--- start Material for the task ---
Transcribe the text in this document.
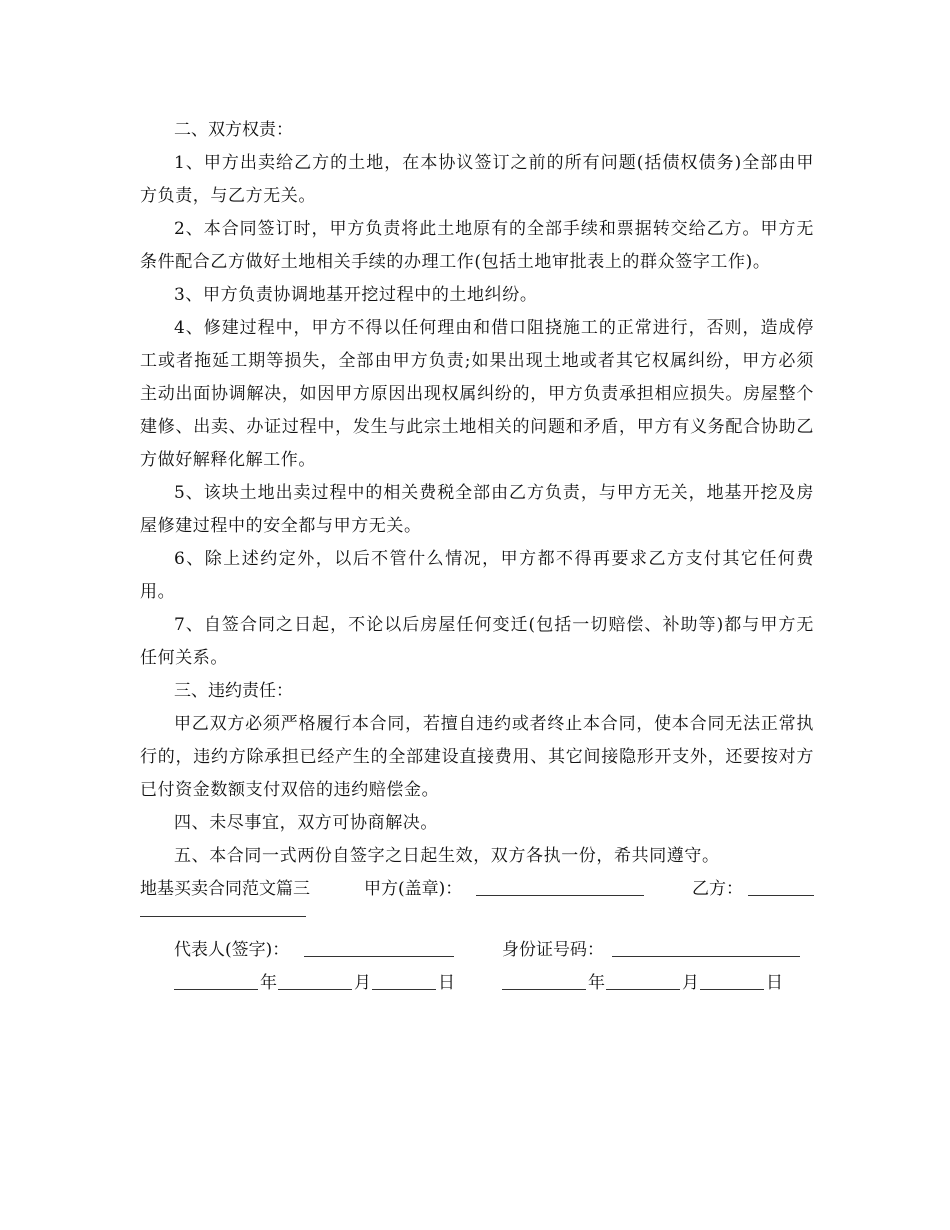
二、双方权责：

1、甲方出卖给乙方的土地，在本协议签订之前的所有问题(括债权债务)全部由甲方负责，与乙方无关。

2、本合同签订时，甲方负责将此土地原有的全部手续和票据转交给乙方。甲方无条件配合乙方做好土地相关手续的办理工作(包括土地审批表上的群众签字工作)。

3、甲方负责协调地基开挖过程中的土地纠纷。

4、修建过程中，甲方不得以任何理由和借口阻挠施工的正常进行，否则，造成停工或者拖延工期等损失，全部由甲方负责;如果出现土地或者其它权属纠纷，甲方必须主动出面协调解决，如因甲方原因出现权属纠纷的，甲方负责承担相应损失。房屋整个建修、出卖、办证过程中，发生与此宗土地相关的问题和矛盾，甲方有义务配合协助乙方做好解释化解工作。

5、该块土地出卖过程中的相关费税全部由乙方负责，与甲方无关，地基开挖及房屋修建过程中的安全都与甲方无关。

6、除上述约定外，以后不管什么情况，甲方都不得再要求乙方支付其它任何费用。

7、自签合同之日起，不论以后房屋任何变迁(包括一切赔偿、补助等)都与甲方无任何关系。

三、违约责任：

甲乙双方必须严格履行本合同，若擅自违约或者终止本合同，使本合同无法正常执行的，违约方除承担已经产生的全部建设直接费用、其它间接隐形开支外，还要按对方已付资金数额支付双倍的违约赔偿金。

四、未尽事宜，双方可协商解决。

五、本合同一式两份自签字之日起生效，双方各执一份，希共同遵守。

地基买卖合同范文篇三	甲方(盖章)：	乙方：
代表人(签字)：	身份证号码：
年	月	日	年	月	日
--- end Material for the task ---
Write the lines above out again exactly, without any of their pictures.

Transcribe the text in this document.
二、双方权责：

1、甲方出卖给乙方的土地，在本协议签订之前的所有问题(括债权债务)全部由甲方负责，与乙方无关。

2、本合同签订时，甲方负责将此土地原有的全部手续和票据转交给乙方。甲方无条件配合乙方做好土地相关手续的办理工作(包括土地审批表上的群众签字工作)。

3、甲方负责协调地基开挖过程中的土地纠纷。

4、修建过程中，甲方不得以任何理由和借口阻挠施工的正常进行，否则，造成停工或者拖延工期等损失，全部由甲方负责;如果出现土地或者其它权属纠纷，甲方必须主动出面协调解决，如因甲方原因出现权属纠纷的，甲方负责承担相应损失。房屋整个建修、出卖、办证过程中，发生与此宗土地相关的问题和矛盾，甲方有义务配合协助乙方做好解释化解工作。

5、该块土地出卖过程中的相关费税全部由乙方负责，与甲方无关，地基开挖及房屋修建过程中的安全都与甲方无关。

6、除上述约定外，以后不管什么情况，甲方都不得再要求乙方支付其它任何费用。

7、自签合同之日起，不论以后房屋任何变迁(包括一切赔偿、补助等)都与甲方无任何关系。

三、违约责任：

甲乙双方必须严格履行本合同，若擅自违约或者终止本合同，使本合同无法正常执行的，违约方除承担已经产生的全部建设直接费用、其它间接隐形开支外，还要按对方已付资金数额支付双倍的违约赔偿金。

四、未尽事宜，双方可协商解决。

五、本合同一式两份自签字之日起生效，双方各执一份，希共同遵守。

地基买卖合同范文篇三	甲方(盖章)：	乙方：
代表人(签字)：	身份证号码：
年	月	日	年	月	日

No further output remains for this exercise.